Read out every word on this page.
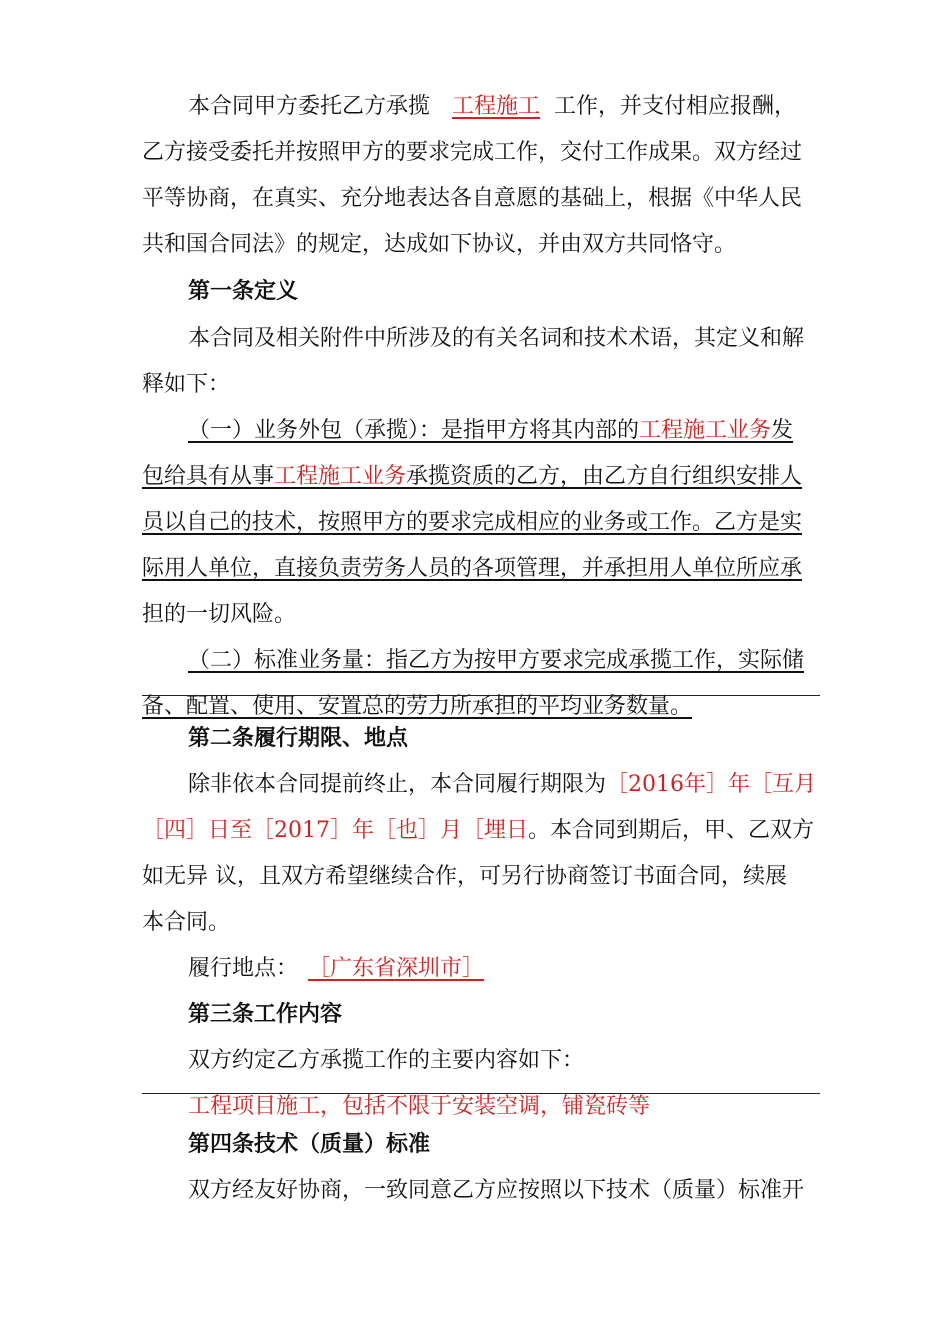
本合同甲方委托乙方承揽 工程施工 工作，并支付相应报酬，
乙方接受委托并按照甲方的要求完成工作，交付工作成果。双方经过
平等协商，在真实、充分地表达各自意愿的基础上，根据《中华人民
共和国合同法》的规定，达成如下协议，并由双方共同恪守。
第一条定义
本合同及相关附件中所涉及的有关名词和技术术语，其定义和解
释如下：
（一）业务外包（承揽）：是指甲方将其内部的工程施工业务发
包给具有从事工程施工业务承揽资质的乙方，由乙方自行组织安排人
员以自己的技术，按照甲方的要求完成相应的业务或工作。乙方是实
际用人单位，直接负责劳务人员的各项管理，并承担用人单位所应承
担的一切风险。
（二）标准业务量：指乙方为按甲方要求完成承揽工作，实际储
备、配置、使用、安置总的劳力所承担的平均业务数量。
第二条履行期限、地点
除非依本合同提前终止，本合同履行期限为［2016年］年［互月
［四］日至［2017］年［也］月［埋日。本合同到期后，甲、乙双方
如无异 议，且双方希望继续合作，可另行协商签订书面合同，续展
本合同。
履行地点： ［广东省深圳市］
第三条工作内容
双方约定乙方承揽工作的主要内容如下：
工程项目施工，包括不限于安装空调，铺瓷砖等
第四条技术（质量）标准
双方经友好协商，一致同意乙方应按照以下技术（质量）标准开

^^^^^^^^^^^^^^^^

GOAL:
All the lines above are to be given again exactly as they read, with the pictures removed.

THE RESULT:
Read out every word on this page.
本合同甲方委托乙方承揽 工程施工 工作，并支付相应报酬，
乙方接受委托并按照甲方的要求完成工作，交付工作成果。双方经过
平等协商，在真实、充分地表达各自意愿的基础上，根据《中华人民
共和国合同法》的规定，达成如下协议，并由双方共同恪守。
第一条定义
本合同及相关附件中所涉及的有关名词和技术术语，其定义和解
释如下：
（一）业务外包（承揽）：是指甲方将其内部的工程施工业务发
包给具有从事工程施工业务承揽资质的乙方，由乙方自行组织安排人
员以自己的技术，按照甲方的要求完成相应的业务或工作。乙方是实
际用人单位，直接负责劳务人员的各项管理，并承担用人单位所应承
担的一切风险。
（二）标准业务量：指乙方为按甲方要求完成承揽工作，实际储
备、配置、使用、安置总的劳力所承担的平均业务数量。
第二条履行期限、地点
除非依本合同提前终止，本合同履行期限为［2016年］年［互月
［四］日至［2017］年［也］月［埋日。本合同到期后，甲、乙双方
如无异 议，且双方希望继续合作，可另行协商签订书面合同，续展
本合同。
履行地点： ［广东省深圳市］
第三条工作内容
双方约定乙方承揽工作的主要内容如下：
工程项目施工，包括不限于安装空调，铺瓷砖等
第四条技术（质量）标准
双方经友好协商，一致同意乙方应按照以下技术（质量）标准开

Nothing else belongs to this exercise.